== Jobs ==
(1) In the Federal Court judgment on the Nasir stay application, which party is listed as the third respondent?
(2) Resume the Federal Court judgment on the Nasir stay application, picking up after its closing note on the entry of orders.

== Excerpt to read ==
++++++++++

Federal Court of Australia

Nasir v Reynolds (stay application) [2024] FCA 864

File number(s):

VID 701 of 2024

Judgment of:

WIGNEY J

Date of judgment:

1 August 2024

Date of publication of reasons:

5 August 2024

Catchwords:

PRACTICE AND PROCEDURE – application for stay of interlocutory order pending determination of application for leave to appeal whether reasonable prospects of the grant of leave to appeal - principles in Décor Corporation Pty Ltd v Dart Industries Inc [1991] 33 FCR 397 – no sufficient doubt to warrant reconsideration of orders – no substantial injustice if leave refused – insufficient prospects of obtaining leave to appeal - stay application dismissed

Legislation:

Australian Human Rights Commission Act 1986 (Cth) ss 46PF, 46PH

Federal Court of Australia Act 1976 (Cth) ss 24(1A), 37P

Judiciary Act 1903 (Cth) s 78B

Racial Discrimination Act 1975 (Cth) s 9

Cases cited:

Ah-Chee v Stuart [2019] FCAFC 165

Australian Competition and Consumer Commission v CG Berbatis Holdings Pty Ltd (1999) 95 FCR 292

Décor Corporation Pty Ltd v Dart Industries Inc (1991) 33 FCR 397 at 397

Glennan v Commissioner of Taxation [2003] 77 ALJR 1195

Hogan v Australian Crime Commission [2010] 240 CLR 651

House v The King (1936) 55 CLR 499; [1936] HCA 40

Rawson Finances Pty Ltd v Deputy Commissioner of Taxation [2010] FCAFC 139

Division:

General Division

Registry:

Victoria

National Practice Area:

Administrative and Constitutional Law and Human Rights

Number of paragraphs:

31

Date of hearing:

1 August 2024

The Applicant

The Applicant did not appear

Counsel for the Respondents

Mr Fernon SC

Solicitor for the Respondents

Baker & McKenzie

ORDERS

VID 701 of 2024

BETWEEN:

SAJJAD NASIR

Applicant

AND:

CATHRINE REYNOLDS

First Respondent

AMY MCCUDDEN

Second Respondent

ORACLE CORPORATION AUSTRALIA PTY LIMITED

Third Respondent    

order made by:

WIGNEY J

DATE OF ORDER:

1 AUGUST 2024

THE COURT ORDERS THAT:

1.    The applicant’s Interlocutory Application dated 23 July 2024 (bearing the proceeding number 725 of 2024) and taken to have been filed in this proceeding on 25 July 2024 be dismissed.

2.    The applicant pay the respondent’s costs of and incidental to the hearing of the Interlocutory Application.

Note:    Entry of orders is dealt with in Rule 39.32 of the Federal Court Rules 2011.

++++++++++

== Data entries ==
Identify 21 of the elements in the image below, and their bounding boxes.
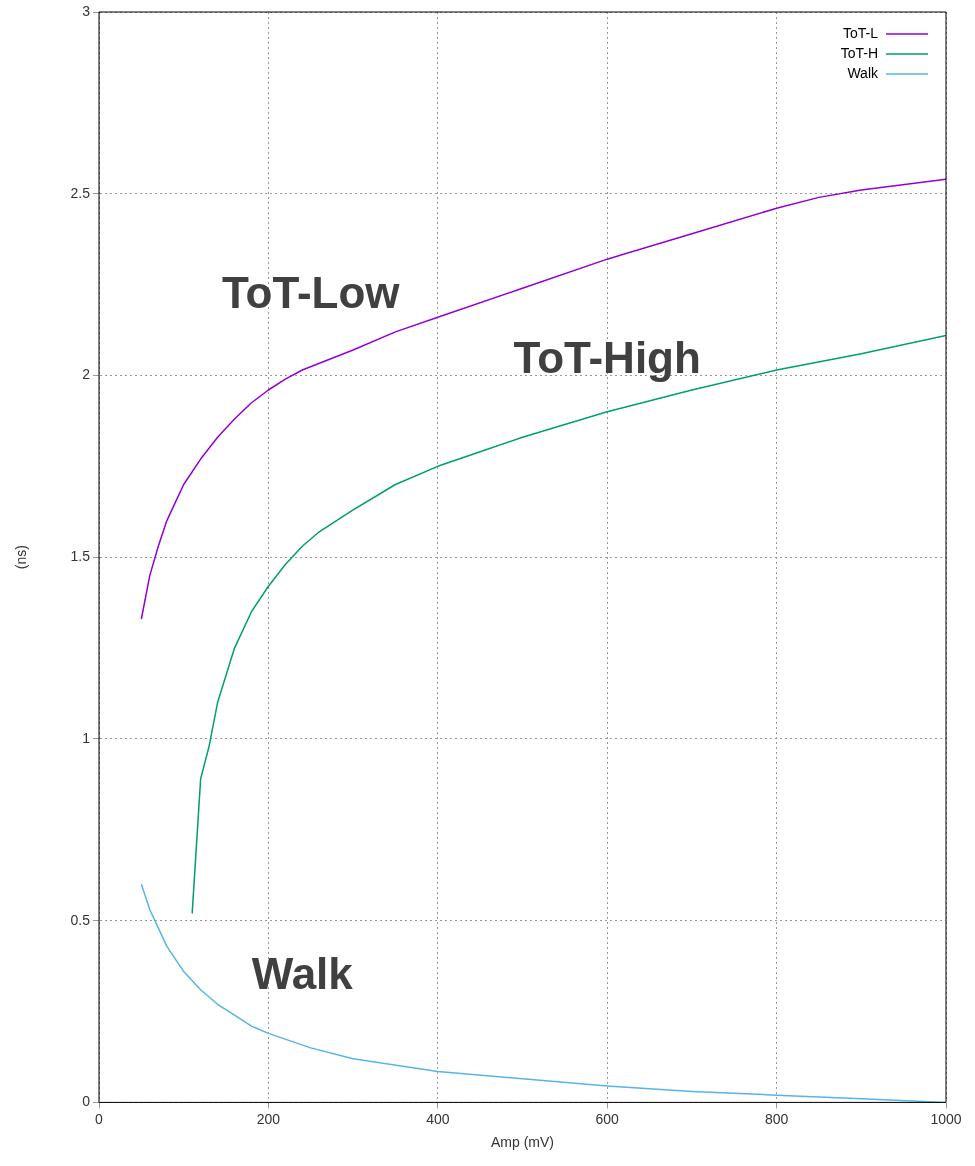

++++++++++

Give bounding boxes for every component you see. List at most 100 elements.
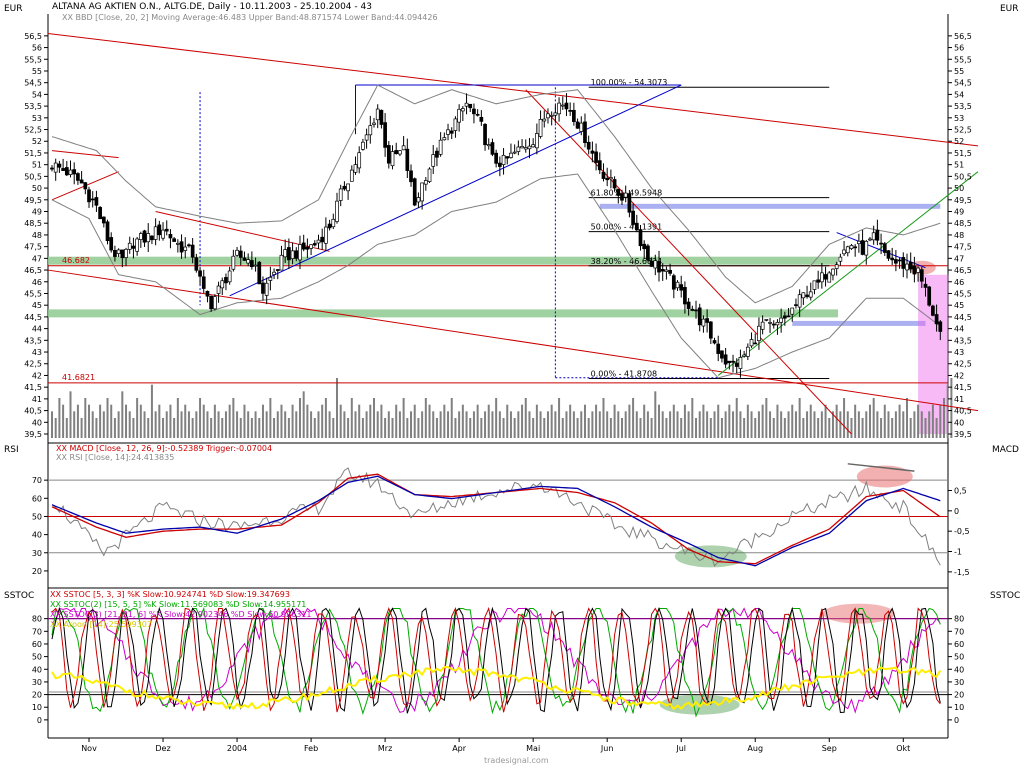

++++++++++

== Results in order ==
(1) Oracle Corporation Australia Pty Limited

(2)
REASONS FOR JUDGMENT

(Revised from transcript)

WIGNEY J:

1    This is an application by Mr Sajjad Nasir for the stay of an interlocutory order made by another Judge in this Court, who I will refer to in these reasons as the primary judge. The essential basis of the stay application is that Mr Nasir has filed what has been taken to be an application for leave to appeal the order made by the primary judge. Mr Nasir's stay application was listed before me as duty judge as it was thought that Mr Nasir sought a stay of the interlocutory order as a matter of urgency.

2    Mr Nasir's stay application was initially listed for hearing before me on 30 July 2024. Mr Nasir was advised of that listing by email sent by the Court's registry to Mr Nasir's email address for service as specified on the documents he had filed. Mr Nasir did not appear when the matter was called on for hearing on 30 July 2024. His application was accordingly adjourned to 1 August 2024. That listing was again communicated to Mr Nasir by email sent by the Court's registry. The Court's email in respect of the adjourned listing indicated that if Mr Nasir did not appear at the hearing on 1 August 2024, his application may be dealt with in his absence. Various emails that Mr Nasir sent or copied to the Court on 31 July 2024 indicated that he was aware that his stay application had been listed for hearing on 1 August 2024.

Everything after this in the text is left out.